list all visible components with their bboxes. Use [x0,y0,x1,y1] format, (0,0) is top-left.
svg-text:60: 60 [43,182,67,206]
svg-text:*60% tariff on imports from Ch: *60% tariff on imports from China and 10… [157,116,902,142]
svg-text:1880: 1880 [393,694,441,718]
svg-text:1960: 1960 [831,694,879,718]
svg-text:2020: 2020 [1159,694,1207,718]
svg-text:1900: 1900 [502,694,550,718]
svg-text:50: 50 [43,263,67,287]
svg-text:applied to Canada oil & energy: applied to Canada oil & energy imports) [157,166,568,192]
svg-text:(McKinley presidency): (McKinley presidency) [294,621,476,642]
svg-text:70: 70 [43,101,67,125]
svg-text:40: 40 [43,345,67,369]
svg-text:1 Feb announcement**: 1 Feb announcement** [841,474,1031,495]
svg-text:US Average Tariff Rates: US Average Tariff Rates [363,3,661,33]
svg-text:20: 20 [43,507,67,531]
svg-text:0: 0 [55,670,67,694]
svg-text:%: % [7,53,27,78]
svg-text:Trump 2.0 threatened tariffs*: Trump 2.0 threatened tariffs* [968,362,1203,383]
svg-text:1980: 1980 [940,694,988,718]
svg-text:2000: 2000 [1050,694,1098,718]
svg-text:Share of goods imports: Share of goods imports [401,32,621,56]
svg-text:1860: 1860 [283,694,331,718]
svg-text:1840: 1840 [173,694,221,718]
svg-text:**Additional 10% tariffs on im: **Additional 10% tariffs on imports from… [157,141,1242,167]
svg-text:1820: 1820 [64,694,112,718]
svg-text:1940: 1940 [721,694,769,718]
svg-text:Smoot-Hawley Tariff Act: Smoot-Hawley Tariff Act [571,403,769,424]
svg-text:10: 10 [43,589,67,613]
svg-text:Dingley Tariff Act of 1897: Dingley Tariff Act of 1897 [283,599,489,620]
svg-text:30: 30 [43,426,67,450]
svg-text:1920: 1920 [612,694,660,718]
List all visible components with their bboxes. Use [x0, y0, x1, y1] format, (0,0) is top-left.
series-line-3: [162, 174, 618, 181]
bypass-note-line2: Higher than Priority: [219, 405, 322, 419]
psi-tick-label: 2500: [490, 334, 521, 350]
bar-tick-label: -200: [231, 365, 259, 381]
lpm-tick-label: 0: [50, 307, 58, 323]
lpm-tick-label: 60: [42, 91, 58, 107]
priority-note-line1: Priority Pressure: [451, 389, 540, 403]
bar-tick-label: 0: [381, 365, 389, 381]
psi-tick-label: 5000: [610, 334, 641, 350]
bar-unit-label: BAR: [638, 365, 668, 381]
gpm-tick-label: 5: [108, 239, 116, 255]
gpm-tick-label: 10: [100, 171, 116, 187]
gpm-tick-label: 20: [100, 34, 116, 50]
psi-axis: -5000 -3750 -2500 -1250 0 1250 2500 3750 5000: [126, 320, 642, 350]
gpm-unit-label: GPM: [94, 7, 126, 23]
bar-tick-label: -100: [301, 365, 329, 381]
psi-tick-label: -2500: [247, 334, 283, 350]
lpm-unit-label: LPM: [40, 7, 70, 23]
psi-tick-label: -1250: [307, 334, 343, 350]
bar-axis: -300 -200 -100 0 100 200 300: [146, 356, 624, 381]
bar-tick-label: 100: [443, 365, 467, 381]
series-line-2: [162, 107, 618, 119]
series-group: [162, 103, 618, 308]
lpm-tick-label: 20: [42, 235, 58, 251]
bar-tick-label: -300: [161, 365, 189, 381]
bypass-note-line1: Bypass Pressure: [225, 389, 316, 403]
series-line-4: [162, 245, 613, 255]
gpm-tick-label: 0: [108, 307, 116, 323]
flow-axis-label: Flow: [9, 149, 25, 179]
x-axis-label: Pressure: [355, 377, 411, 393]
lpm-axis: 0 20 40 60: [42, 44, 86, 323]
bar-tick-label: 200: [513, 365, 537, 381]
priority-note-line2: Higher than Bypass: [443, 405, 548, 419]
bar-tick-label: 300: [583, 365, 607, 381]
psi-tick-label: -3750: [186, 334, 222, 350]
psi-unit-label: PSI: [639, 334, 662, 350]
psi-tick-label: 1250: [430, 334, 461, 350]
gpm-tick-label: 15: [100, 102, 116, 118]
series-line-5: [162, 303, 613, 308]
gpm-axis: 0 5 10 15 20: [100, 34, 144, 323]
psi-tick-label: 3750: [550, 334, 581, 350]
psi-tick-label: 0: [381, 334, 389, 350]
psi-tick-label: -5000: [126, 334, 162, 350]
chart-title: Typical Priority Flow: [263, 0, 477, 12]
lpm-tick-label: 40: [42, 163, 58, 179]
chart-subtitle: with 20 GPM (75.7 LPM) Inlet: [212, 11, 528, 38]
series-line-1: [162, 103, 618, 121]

----------------------------------------

| DIRECTIVE |
Return every one of the entries above, copying each line without any change.

| EXERCISE RESPONSE |
list all visible components with their bboxes. Use [x0,y0,x1,y1] format, (0,0) is top-left.
svg-text:60: 60 [43,182,67,206]
svg-text:*60% tariff on imports from Ch: *60% tariff on imports from China and 10… [157,116,902,142]
svg-text:1880: 1880 [393,694,441,718]
svg-text:1960: 1960 [831,694,879,718]
svg-text:2020: 2020 [1159,694,1207,718]
svg-text:1900: 1900 [502,694,550,718]
svg-text:50: 50 [43,263,67,287]
svg-text:applied to Canada oil & energy: applied to Canada oil & energy imports) [157,166,568,192]
svg-text:(McKinley presidency): (McKinley presidency) [294,621,476,642]
svg-text:70: 70 [43,101,67,125]
svg-text:40: 40 [43,345,67,369]
svg-text:1 Feb announcement**: 1 Feb announcement** [841,474,1031,495]
svg-text:US Average Tariff Rates: US Average Tariff Rates [363,3,661,33]
svg-text:20: 20 [43,507,67,531]
svg-text:0: 0 [55,670,67,694]
svg-text:%: % [7,53,27,78]
svg-text:Trump 2.0 threatened tariffs*: Trump 2.0 threatened tariffs* [968,362,1203,383]
svg-text:1980: 1980 [940,694,988,718]
svg-text:2000: 2000 [1050,694,1098,718]
svg-text:Share of goods imports: Share of goods imports [401,32,621,56]
svg-text:1860: 1860 [283,694,331,718]
svg-text:1840: 1840 [173,694,221,718]
svg-text:**Additional 10% tariffs on im: **Additional 10% tariffs on imports from… [157,141,1242,167]
svg-text:1820: 1820 [64,694,112,718]
svg-text:1940: 1940 [721,694,769,718]
svg-text:Smoot-Hawley Tariff Act: Smoot-Hawley Tariff Act [571,403,769,424]
svg-text:10: 10 [43,589,67,613]
svg-text:Dingley Tariff Act of 1897: Dingley Tariff Act of 1897 [283,599,489,620]
svg-text:30: 30 [43,426,67,450]
svg-text:1920: 1920 [612,694,660,718]
List all visible components with their bboxes. Use [x0, y0, x1, y1] format, (0,0) is top-left.
series-line-3: [162, 174, 618, 181]
bypass-note-line2: Higher than Priority: [219, 405, 322, 419]
psi-tick-label: 2500: [490, 334, 521, 350]
bar-tick-label: -200: [231, 365, 259, 381]
lpm-tick-label: 0: [50, 307, 58, 323]
lpm-tick-label: 60: [42, 91, 58, 107]
priority-note-line1: Priority Pressure: [451, 389, 540, 403]
bar-tick-label: 0: [381, 365, 389, 381]
psi-tick-label: 5000: [610, 334, 641, 350]
bar-unit-label: BAR: [638, 365, 668, 381]
gpm-tick-label: 5: [108, 239, 116, 255]
gpm-tick-label: 10: [100, 171, 116, 187]
gpm-tick-label: 20: [100, 34, 116, 50]
psi-axis: -5000 -3750 -2500 -1250 0 1250 2500 3750 5000: [126, 320, 642, 350]
gpm-unit-label: GPM: [94, 7, 126, 23]
bar-tick-label: -100: [301, 365, 329, 381]
psi-tick-label: -2500: [247, 334, 283, 350]
lpm-unit-label: LPM: [40, 7, 70, 23]
psi-tick-label: -1250: [307, 334, 343, 350]
bar-axis: -300 -200 -100 0 100 200 300: [146, 356, 624, 381]
bar-tick-label: 100: [443, 365, 467, 381]
series-line-2: [162, 107, 618, 119]
series-group: [162, 103, 618, 308]
lpm-tick-label: 20: [42, 235, 58, 251]
bar-tick-label: -300: [161, 365, 189, 381]
bypass-note-line1: Bypass Pressure: [225, 389, 316, 403]
series-line-4: [162, 245, 613, 255]
gpm-tick-label: 0: [108, 307, 116, 323]
flow-axis-label: Flow: [9, 149, 25, 179]
x-axis-label: Pressure: [355, 377, 411, 393]
lpm-axis: 0 20 40 60: [42, 44, 86, 323]
bar-tick-label: 200: [513, 365, 537, 381]
priority-note-line2: Higher than Bypass: [443, 405, 548, 419]
bar-tick-label: 300: [583, 365, 607, 381]
psi-tick-label: -3750: [186, 334, 222, 350]
psi-unit-label: PSI: [639, 334, 662, 350]
psi-tick-label: 1250: [430, 334, 461, 350]
gpm-tick-label: 15: [100, 102, 116, 118]
series-line-5: [162, 303, 613, 308]
gpm-axis: 0 5 10 15 20: [100, 34, 144, 323]
psi-tick-label: 3750: [550, 334, 581, 350]
psi-tick-label: 0: [381, 334, 389, 350]
psi-tick-label: -5000: [126, 334, 162, 350]
chart-title: Typical Priority Flow: [263, 0, 477, 12]
lpm-tick-label: 40: [42, 163, 58, 179]
chart-subtitle: with 20 GPM (75.7 LPM) Inlet: [212, 11, 528, 38]
series-line-1: [162, 103, 618, 121]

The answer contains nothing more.